- [Given information]:
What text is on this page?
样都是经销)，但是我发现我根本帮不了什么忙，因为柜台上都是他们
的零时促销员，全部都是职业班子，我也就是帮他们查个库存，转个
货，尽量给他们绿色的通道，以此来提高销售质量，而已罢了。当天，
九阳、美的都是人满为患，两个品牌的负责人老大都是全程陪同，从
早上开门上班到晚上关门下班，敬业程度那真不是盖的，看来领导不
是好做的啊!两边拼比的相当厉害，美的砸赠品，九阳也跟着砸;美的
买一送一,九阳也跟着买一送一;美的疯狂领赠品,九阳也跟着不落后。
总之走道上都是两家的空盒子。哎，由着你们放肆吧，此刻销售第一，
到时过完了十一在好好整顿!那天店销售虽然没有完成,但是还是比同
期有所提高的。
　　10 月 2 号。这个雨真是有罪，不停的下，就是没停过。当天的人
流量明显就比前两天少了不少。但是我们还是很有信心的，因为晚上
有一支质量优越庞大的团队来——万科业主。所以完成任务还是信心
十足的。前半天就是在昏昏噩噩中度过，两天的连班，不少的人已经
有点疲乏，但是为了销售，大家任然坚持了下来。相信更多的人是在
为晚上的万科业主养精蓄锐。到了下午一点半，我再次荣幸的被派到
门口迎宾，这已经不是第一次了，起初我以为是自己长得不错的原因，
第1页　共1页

- [Directions]: Every entry needs to be retyped exactly.

- [Written answer]:
What text is on this page?
样都是经销)，但是我发现我根本帮不了什么忙，因为柜台上都是他们
的零时促销员，全部都是职业班子，我也就是帮他们查个库存，转个
货，尽量给他们绿色的通道，以此来提高销售质量，而已罢了。当天，
九阳、美的都是人满为患，两个品牌的负责人老大都是全程陪同，从
早上开门上班到晚上关门下班，敬业程度那真不是盖的，看来领导不
是好做的啊!两边拼比的相当厉害，美的砸赠品，九阳也跟着砸;美的
买一送一,九阳也跟着买一送一;美的疯狂领赠品,九阳也跟着不落后。
总之走道上都是两家的空盒子。哎，由着你们放肆吧，此刻销售第一，
到时过完了十一在好好整顿!那天店销售虽然没有完成,但是还是比同
期有所提高的。
　　10 月 2 号。这个雨真是有罪，不停的下，就是没停过。当天的人
流量明显就比前两天少了不少。但是我们还是很有信心的，因为晚上
有一支质量优越庞大的团队来——万科业主。所以完成任务还是信心
十足的。前半天就是在昏昏噩噩中度过，两天的连班，不少的人已经
有点疲乏，但是为了销售，大家任然坚持了下来。相信更多的人是在
为晚上的万科业主养精蓄锐。到了下午一点半，我再次荣幸的被派到
门口迎宾，这已经不是第一次了，起初我以为是自己长得不错的原因，
第1页　共1页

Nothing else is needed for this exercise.